— start RECORDS TO USE —
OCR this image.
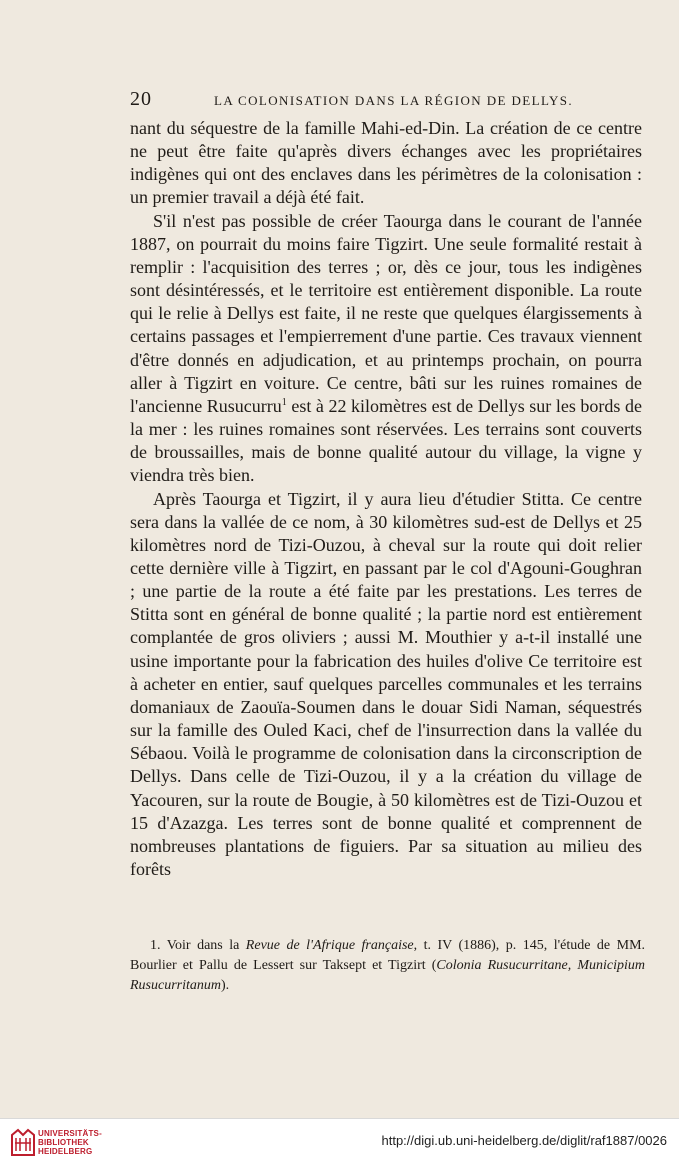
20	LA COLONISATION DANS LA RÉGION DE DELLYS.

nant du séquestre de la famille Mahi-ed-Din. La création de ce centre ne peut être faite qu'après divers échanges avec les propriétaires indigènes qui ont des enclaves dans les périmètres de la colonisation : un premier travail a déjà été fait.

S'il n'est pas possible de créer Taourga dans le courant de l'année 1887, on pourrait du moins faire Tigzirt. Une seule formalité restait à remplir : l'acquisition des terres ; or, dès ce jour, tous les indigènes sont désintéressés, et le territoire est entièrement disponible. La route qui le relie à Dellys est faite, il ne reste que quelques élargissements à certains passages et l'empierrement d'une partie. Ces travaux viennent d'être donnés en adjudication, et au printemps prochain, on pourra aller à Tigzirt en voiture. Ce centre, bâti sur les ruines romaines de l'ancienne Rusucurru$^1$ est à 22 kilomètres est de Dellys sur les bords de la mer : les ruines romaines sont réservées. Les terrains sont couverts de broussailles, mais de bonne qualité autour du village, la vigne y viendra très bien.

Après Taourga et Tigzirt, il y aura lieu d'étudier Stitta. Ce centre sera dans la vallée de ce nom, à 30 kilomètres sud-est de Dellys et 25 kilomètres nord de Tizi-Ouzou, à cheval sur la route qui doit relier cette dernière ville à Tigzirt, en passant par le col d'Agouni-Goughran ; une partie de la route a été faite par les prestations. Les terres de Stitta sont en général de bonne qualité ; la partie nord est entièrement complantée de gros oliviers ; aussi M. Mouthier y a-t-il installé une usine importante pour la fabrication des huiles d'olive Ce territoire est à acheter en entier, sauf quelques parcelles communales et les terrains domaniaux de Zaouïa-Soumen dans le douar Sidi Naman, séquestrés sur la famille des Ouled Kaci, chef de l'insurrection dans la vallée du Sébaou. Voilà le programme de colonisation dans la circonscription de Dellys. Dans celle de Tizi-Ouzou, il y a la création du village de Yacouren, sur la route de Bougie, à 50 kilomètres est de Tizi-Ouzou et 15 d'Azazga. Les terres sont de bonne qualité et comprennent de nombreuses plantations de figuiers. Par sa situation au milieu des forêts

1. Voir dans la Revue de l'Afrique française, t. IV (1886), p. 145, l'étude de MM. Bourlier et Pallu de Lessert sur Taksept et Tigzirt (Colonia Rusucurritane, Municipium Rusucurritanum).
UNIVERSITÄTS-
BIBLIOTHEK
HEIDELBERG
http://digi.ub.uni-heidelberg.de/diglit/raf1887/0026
— end RECORDS TO USE —
— start RECORDS TO USE —
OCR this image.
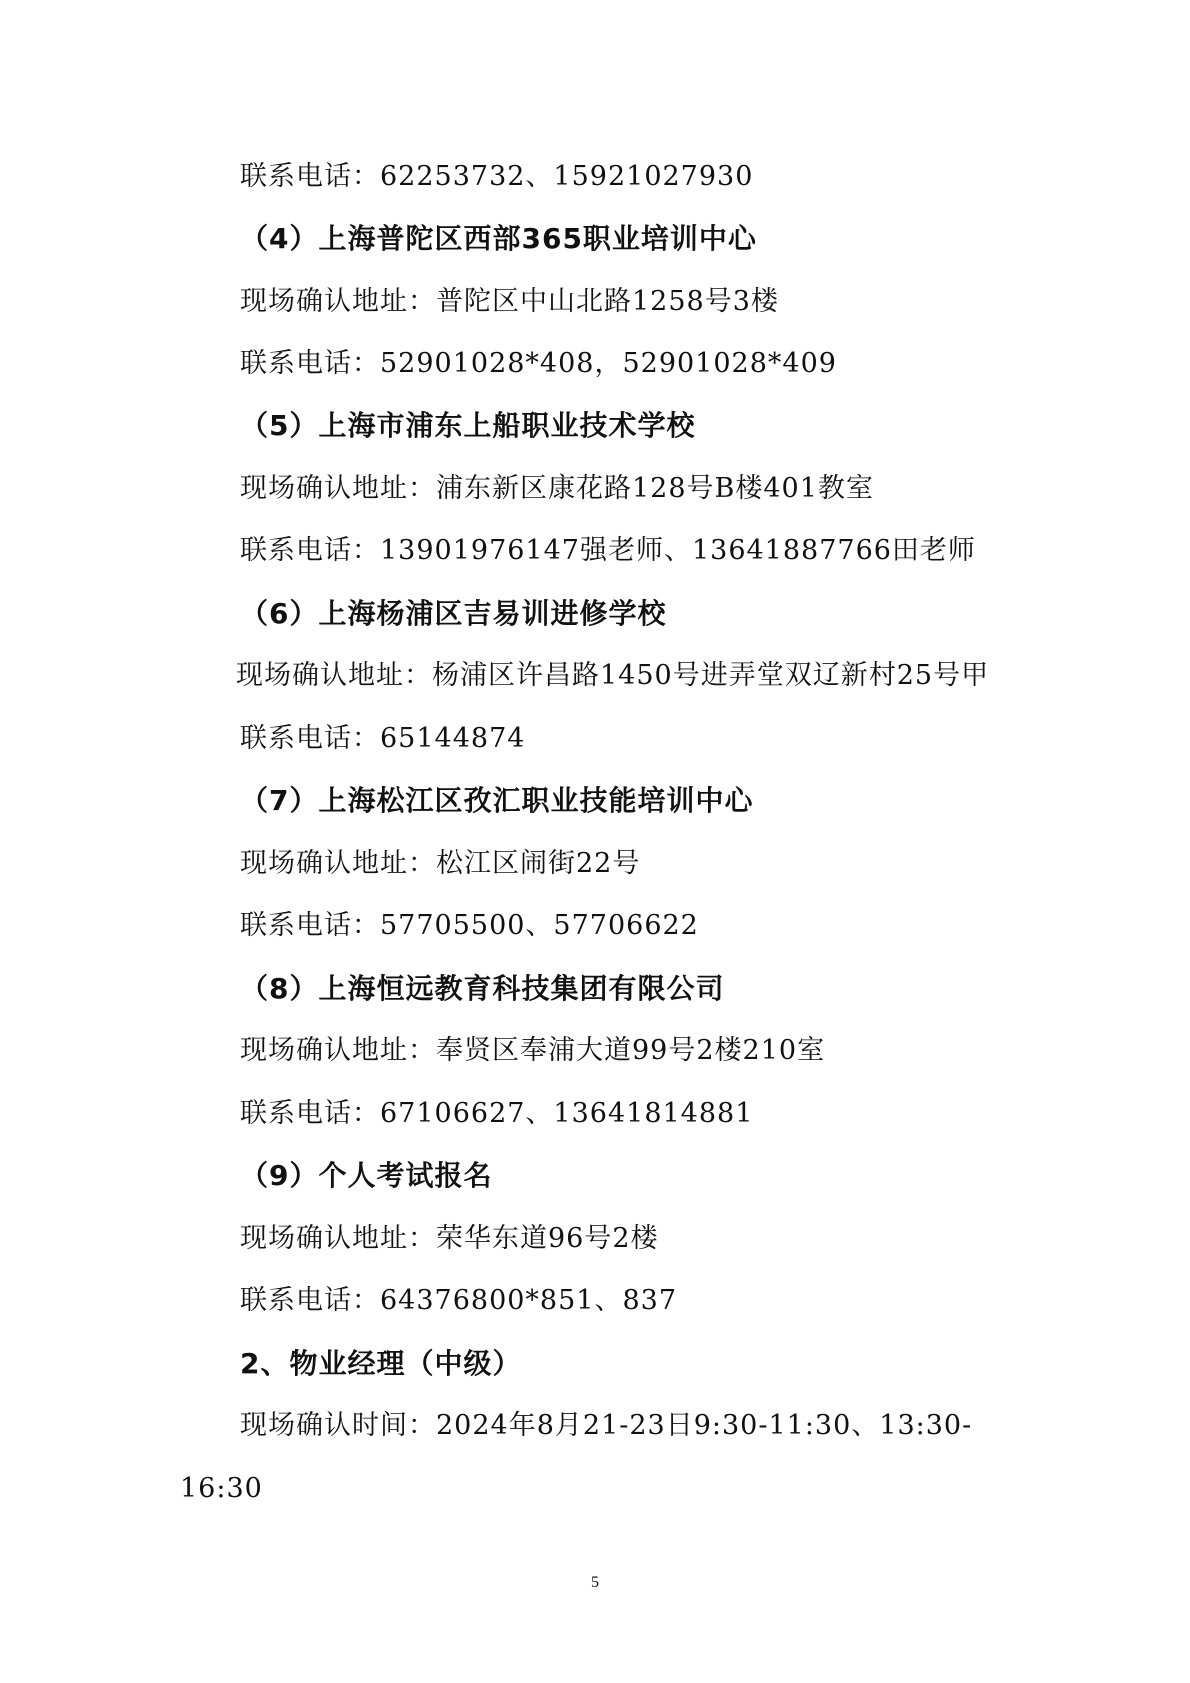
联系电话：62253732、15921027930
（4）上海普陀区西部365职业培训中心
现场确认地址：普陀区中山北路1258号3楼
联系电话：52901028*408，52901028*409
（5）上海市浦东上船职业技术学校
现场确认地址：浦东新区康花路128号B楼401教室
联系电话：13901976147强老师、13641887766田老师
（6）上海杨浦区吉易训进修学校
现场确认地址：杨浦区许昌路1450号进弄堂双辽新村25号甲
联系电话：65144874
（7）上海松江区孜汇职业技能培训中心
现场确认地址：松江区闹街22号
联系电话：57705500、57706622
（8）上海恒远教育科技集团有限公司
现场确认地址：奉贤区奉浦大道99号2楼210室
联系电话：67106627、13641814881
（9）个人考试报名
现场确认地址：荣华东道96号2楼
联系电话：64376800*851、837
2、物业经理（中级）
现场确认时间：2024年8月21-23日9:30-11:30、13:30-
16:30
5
— end RECORDS TO USE —
Each line in the listing above that contains "être" should be copied.

nant du séquestre de la famille Mahi-ed-Din. La création de ce centre ne peut être faite qu'après divers échanges avec les propriétaires indigènes qui ont des enclaves dans les périmètres de la colonisation : un premier travail a déjà été fait.
S'il n'est pas possible de créer Taourga dans le courant de l'année 1887, on pourrait du moins faire Tigzirt. Une seule formalité restait à remplir : l'acquisition des terres ; or, dès ce jour, tous les indigènes sont désintéressés, et le territoire est entièrement disponible. La route qui le relie à Dellys est faite, il ne reste que quelques élargissements à certains passages et l'empierrement d'une partie. Ces travaux viennent d'être donnés en adjudication, et au printemps prochain, on pourra aller à Tigzirt en voiture. Ce centre, bâti sur les ruines romaines de l'ancienne Rusucurru$^1$ est à 22 kilomètres est de Dellys sur les bords de la mer : les ruines romaines sont réservées. Les terrains sont couverts de broussailles, mais de bonne qualité autour du village, la vigne y viendra très bien.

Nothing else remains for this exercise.